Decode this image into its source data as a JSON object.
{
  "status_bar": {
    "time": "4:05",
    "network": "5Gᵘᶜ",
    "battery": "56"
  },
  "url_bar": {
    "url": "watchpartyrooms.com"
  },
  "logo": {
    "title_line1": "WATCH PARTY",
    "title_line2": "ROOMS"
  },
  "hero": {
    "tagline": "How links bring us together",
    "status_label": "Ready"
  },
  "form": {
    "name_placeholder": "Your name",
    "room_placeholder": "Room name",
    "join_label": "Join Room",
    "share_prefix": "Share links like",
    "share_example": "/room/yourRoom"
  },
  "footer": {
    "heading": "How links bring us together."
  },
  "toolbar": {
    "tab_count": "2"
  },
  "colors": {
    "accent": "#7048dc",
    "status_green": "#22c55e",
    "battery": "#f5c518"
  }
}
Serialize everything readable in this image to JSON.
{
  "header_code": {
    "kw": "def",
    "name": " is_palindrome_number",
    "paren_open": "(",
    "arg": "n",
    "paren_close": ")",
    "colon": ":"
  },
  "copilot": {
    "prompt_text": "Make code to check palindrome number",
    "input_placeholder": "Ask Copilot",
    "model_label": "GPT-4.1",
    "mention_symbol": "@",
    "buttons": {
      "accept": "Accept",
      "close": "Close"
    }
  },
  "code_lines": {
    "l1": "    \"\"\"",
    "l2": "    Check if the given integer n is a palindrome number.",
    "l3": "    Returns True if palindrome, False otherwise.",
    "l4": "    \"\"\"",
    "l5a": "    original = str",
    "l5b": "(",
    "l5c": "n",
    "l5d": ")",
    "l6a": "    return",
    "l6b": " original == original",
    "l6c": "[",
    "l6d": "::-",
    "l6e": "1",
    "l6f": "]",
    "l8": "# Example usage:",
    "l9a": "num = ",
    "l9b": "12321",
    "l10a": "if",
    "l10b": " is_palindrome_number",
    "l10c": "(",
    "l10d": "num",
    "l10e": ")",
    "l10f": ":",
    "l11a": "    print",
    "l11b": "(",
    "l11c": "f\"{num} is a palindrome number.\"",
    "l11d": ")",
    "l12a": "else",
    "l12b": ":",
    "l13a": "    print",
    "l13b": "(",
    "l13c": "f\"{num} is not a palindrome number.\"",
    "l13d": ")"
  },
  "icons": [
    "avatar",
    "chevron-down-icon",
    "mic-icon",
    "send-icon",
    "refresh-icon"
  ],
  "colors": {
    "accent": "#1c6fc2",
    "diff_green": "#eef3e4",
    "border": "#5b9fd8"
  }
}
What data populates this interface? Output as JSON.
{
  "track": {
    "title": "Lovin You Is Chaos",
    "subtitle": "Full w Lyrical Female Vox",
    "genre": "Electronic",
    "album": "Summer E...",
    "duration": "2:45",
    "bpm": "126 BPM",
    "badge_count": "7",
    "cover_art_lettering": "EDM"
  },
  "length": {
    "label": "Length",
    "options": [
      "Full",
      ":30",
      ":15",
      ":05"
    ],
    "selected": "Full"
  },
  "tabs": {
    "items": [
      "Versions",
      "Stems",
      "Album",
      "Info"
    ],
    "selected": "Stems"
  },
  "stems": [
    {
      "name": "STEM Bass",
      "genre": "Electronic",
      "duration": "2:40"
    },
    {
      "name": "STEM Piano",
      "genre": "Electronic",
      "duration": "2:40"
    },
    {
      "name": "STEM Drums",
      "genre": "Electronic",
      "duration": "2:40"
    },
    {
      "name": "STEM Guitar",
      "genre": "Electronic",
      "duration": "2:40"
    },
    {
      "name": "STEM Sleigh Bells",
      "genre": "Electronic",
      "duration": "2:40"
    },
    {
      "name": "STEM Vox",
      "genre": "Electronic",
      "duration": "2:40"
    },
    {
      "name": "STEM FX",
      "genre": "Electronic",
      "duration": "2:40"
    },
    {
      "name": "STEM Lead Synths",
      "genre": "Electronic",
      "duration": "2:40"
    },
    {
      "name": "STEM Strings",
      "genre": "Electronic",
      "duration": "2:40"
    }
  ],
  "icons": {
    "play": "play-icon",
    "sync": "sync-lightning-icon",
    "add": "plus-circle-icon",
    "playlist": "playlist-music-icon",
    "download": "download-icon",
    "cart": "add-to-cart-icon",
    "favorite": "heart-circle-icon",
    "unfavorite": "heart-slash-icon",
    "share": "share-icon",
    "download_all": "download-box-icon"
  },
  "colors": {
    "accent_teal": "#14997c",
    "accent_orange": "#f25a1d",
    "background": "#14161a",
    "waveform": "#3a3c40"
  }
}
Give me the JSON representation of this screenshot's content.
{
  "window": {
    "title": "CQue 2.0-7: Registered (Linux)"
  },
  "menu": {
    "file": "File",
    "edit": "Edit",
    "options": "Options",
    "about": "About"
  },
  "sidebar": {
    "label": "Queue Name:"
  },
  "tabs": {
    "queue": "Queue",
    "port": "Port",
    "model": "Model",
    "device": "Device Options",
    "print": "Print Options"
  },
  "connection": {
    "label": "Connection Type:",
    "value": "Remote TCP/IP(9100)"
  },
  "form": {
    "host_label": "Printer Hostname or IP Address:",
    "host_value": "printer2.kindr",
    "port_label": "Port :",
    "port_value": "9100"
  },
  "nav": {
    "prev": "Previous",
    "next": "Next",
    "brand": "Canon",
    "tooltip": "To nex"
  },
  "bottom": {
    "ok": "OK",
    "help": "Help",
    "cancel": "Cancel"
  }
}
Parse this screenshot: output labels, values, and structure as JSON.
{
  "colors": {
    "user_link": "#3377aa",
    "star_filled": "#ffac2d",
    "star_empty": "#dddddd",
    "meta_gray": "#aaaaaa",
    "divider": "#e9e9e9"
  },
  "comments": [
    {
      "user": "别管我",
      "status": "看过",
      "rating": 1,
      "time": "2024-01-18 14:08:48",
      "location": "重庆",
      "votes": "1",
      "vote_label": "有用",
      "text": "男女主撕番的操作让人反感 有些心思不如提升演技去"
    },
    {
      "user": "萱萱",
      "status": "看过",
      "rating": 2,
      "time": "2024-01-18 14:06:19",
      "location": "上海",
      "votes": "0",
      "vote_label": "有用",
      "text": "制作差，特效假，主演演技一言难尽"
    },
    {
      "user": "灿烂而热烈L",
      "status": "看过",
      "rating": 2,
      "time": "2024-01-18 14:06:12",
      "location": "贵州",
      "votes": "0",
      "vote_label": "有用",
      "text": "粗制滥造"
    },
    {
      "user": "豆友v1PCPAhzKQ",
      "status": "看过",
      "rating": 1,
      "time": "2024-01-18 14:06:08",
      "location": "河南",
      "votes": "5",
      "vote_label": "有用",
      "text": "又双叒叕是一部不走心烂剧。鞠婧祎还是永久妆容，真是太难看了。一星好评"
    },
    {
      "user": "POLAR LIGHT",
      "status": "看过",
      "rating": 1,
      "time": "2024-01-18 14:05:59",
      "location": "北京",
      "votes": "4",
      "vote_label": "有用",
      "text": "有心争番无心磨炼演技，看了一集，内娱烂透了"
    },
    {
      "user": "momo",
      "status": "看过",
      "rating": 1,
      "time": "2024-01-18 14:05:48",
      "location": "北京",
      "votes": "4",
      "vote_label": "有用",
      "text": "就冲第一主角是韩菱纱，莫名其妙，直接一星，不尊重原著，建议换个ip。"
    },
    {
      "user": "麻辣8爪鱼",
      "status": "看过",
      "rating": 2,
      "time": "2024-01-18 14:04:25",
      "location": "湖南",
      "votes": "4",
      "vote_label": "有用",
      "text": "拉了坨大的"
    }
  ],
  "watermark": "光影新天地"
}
______________________________
▶ [Exercise description]: Every line of the records above needs to be given again exactly.

▶ [Answer]:
Decode this image into its source data as a JSON object.
{
  "status_bar": {
    "time": "4:05",
    "network": "5Gᵘᶜ",
    "battery": "56"
  },
  "url_bar": {
    "url": "watchpartyrooms.com"
  },
  "logo": {
    "title_line1": "WATCH PARTY",
    "title_line2": "ROOMS"
  },
  "hero": {
    "tagline": "How links bring us together",
    "status_label": "Ready"
  },
  "form": {
    "name_placeholder": "Your name",
    "room_placeholder": "Room name",
    "join_label": "Join Room",
    "share_prefix": "Share links like",
    "share_example": "/room/yourRoom"
  },
  "footer": {
    "heading": "How links bring us together."
  },
  "toolbar": {
    "tab_count": "2"
  },
  "colors": {
    "accent": "#7048dc",
    "status_green": "#22c55e",
    "battery": "#f5c518"
  }
}
Serialize everything readable in this image to JSON.
{
  "header_code": {
    "kw": "def",
    "name": " is_palindrome_number",
    "paren_open": "(",
    "arg": "n",
    "paren_close": ")",
    "colon": ":"
  },
  "copilot": {
    "prompt_text": "Make code to check palindrome number",
    "input_placeholder": "Ask Copilot",
    "model_label": "GPT-4.1",
    "mention_symbol": "@",
    "buttons": {
      "accept": "Accept",
      "close": "Close"
    }
  },
  "code_lines": {
    "l1": "    \"\"\"",
    "l2": "    Check if the given integer n is a palindrome number.",
    "l3": "    Returns True if palindrome, False otherwise.",
    "l4": "    \"\"\"",
    "l5a": "    original = str",
    "l5b": "(",
    "l5c": "n",
    "l5d": ")",
    "l6a": "    return",
    "l6b": " original == original",
    "l6c": "[",
    "l6d": "::-",
    "l6e": "1",
    "l6f": "]",
    "l8": "# Example usage:",
    "l9a": "num = ",
    "l9b": "12321",
    "l10a": "if",
    "l10b": " is_palindrome_number",
    "l10c": "(",
    "l10d": "num",
    "l10e": ")",
    "l10f": ":",
    "l11a": "    print",
    "l11b": "(",
    "l11c": "f\"{num} is a palindrome number.\"",
    "l11d": ")",
    "l12a": "else",
    "l12b": ":",
    "l13a": "    print",
    "l13b": "(",
    "l13c": "f\"{num} is not a palindrome number.\"",
    "l13d": ")"
  },
  "icons": [
    "avatar",
    "chevron-down-icon",
    "mic-icon",
    "send-icon",
    "refresh-icon"
  ],
  "colors": {
    "accent": "#1c6fc2",
    "diff_green": "#eef3e4",
    "border": "#5b9fd8"
  }
}
What data populates this interface? Output as JSON.
{
  "track": {
    "title": "Lovin You Is Chaos",
    "subtitle": "Full w Lyrical Female Vox",
    "genre": "Electronic",
    "album": "Summer E...",
    "duration": "2:45",
    "bpm": "126 BPM",
    "badge_count": "7",
    "cover_art_lettering": "EDM"
  },
  "length": {
    "label": "Length",
    "options": [
      "Full",
      ":30",
      ":15",
      ":05"
    ],
    "selected": "Full"
  },
  "tabs": {
    "items": [
      "Versions",
      "Stems",
      "Album",
      "Info"
    ],
    "selected": "Stems"
  },
  "stems": [
    {
      "name": "STEM Bass",
      "genre": "Electronic",
      "duration": "2:40"
    },
    {
      "name": "STEM Piano",
      "genre": "Electronic",
      "duration": "2:40"
    },
    {
      "name": "STEM Drums",
      "genre": "Electronic",
      "duration": "2:40"
    },
    {
      "name": "STEM Guitar",
      "genre": "Electronic",
      "duration": "2:40"
    },
    {
      "name": "STEM Sleigh Bells",
      "genre": "Electronic",
      "duration": "2:40"
    },
    {
      "name": "STEM Vox",
      "genre": "Electronic",
      "duration": "2:40"
    },
    {
      "name": "STEM FX",
      "genre": "Electronic",
      "duration": "2:40"
    },
    {
      "name": "STEM Lead Synths",
      "genre": "Electronic",
      "duration": "2:40"
    },
    {
      "name": "STEM Strings",
      "genre": "Electronic",
      "duration": "2:40"
    }
  ],
  "icons": {
    "play": "play-icon",
    "sync": "sync-lightning-icon",
    "add": "plus-circle-icon",
    "playlist": "playlist-music-icon",
    "download": "download-icon",
    "cart": "add-to-cart-icon",
    "favorite": "heart-circle-icon",
    "unfavorite": "heart-slash-icon",
    "share": "share-icon",
    "download_all": "download-box-icon"
  },
  "colors": {
    "accent_teal": "#14997c",
    "accent_orange": "#f25a1d",
    "background": "#14161a",
    "waveform": "#3a3c40"
  }
}
Give me the JSON representation of this screenshot's content.
{
  "window": {
    "title": "CQue 2.0-7: Registered (Linux)"
  },
  "menu": {
    "file": "File",
    "edit": "Edit",
    "options": "Options",
    "about": "About"
  },
  "sidebar": {
    "label": "Queue Name:"
  },
  "tabs": {
    "queue": "Queue",
    "port": "Port",
    "model": "Model",
    "device": "Device Options",
    "print": "Print Options"
  },
  "connection": {
    "label": "Connection Type:",
    "value": "Remote TCP/IP(9100)"
  },
  "form": {
    "host_label": "Printer Hostname or IP Address:",
    "host_value": "printer2.kindr",
    "port_label": "Port :",
    "port_value": "9100"
  },
  "nav": {
    "prev": "Previous",
    "next": "Next",
    "brand": "Canon",
    "tooltip": "To nex"
  },
  "bottom": {
    "ok": "OK",
    "help": "Help",
    "cancel": "Cancel"
  }
}
Parse this screenshot: output labels, values, and structure as JSON.
{
  "colors": {
    "user_link": "#3377aa",
    "star_filled": "#ffac2d",
    "star_empty": "#dddddd",
    "meta_gray": "#aaaaaa",
    "divider": "#e9e9e9"
  },
  "comments": [
    {
      "user": "别管我",
      "status": "看过",
      "rating": 1,
      "time": "2024-01-18 14:08:48",
      "location": "重庆",
      "votes": "1",
      "vote_label": "有用",
      "text": "男女主撕番的操作让人反感 有些心思不如提升演技去"
    },
    {
      "user": "萱萱",
      "status": "看过",
      "rating": 2,
      "time": "2024-01-18 14:06:19",
      "location": "上海",
      "votes": "0",
      "vote_label": "有用",
      "text": "制作差，特效假，主演演技一言难尽"
    },
    {
      "user": "灿烂而热烈L",
      "status": "看过",
      "rating": 2,
      "time": "2024-01-18 14:06:12",
      "location": "贵州",
      "votes": "0",
      "vote_label": "有用",
      "text": "粗制滥造"
    },
    {
      "user": "豆友v1PCPAhzKQ",
      "status": "看过",
      "rating": 1,
      "time": "2024-01-18 14:06:08",
      "location": "河南",
      "votes": "5",
      "vote_label": "有用",
      "text": "又双叒叕是一部不走心烂剧。鞠婧祎还是永久妆容，真是太难看了。一星好评"
    },
    {
      "user": "POLAR LIGHT",
      "status": "看过",
      "rating": 1,
      "time": "2024-01-18 14:05:59",
      "location": "北京",
      "votes": "4",
      "vote_label": "有用",
      "text": "有心争番无心磨炼演技，看了一集，内娱烂透了"
    },
    {
      "user": "momo",
      "status": "看过",
      "rating": 1,
      "time": "2024-01-18 14:05:48",
      "location": "北京",
      "votes": "4",
      "vote_label": "有用",
      "text": "就冲第一主角是韩菱纱，莫名其妙，直接一星，不尊重原著，建议换个ip。"
    },
    {
      "user": "麻辣8爪鱼",
      "status": "看过",
      "rating": 2,
      "time": "2024-01-18 14:04:25",
      "location": "湖南",
      "votes": "4",
      "vote_label": "有用",
      "text": "拉了坨大的"
    }
  ],
  "watermark": "光影新天地"
}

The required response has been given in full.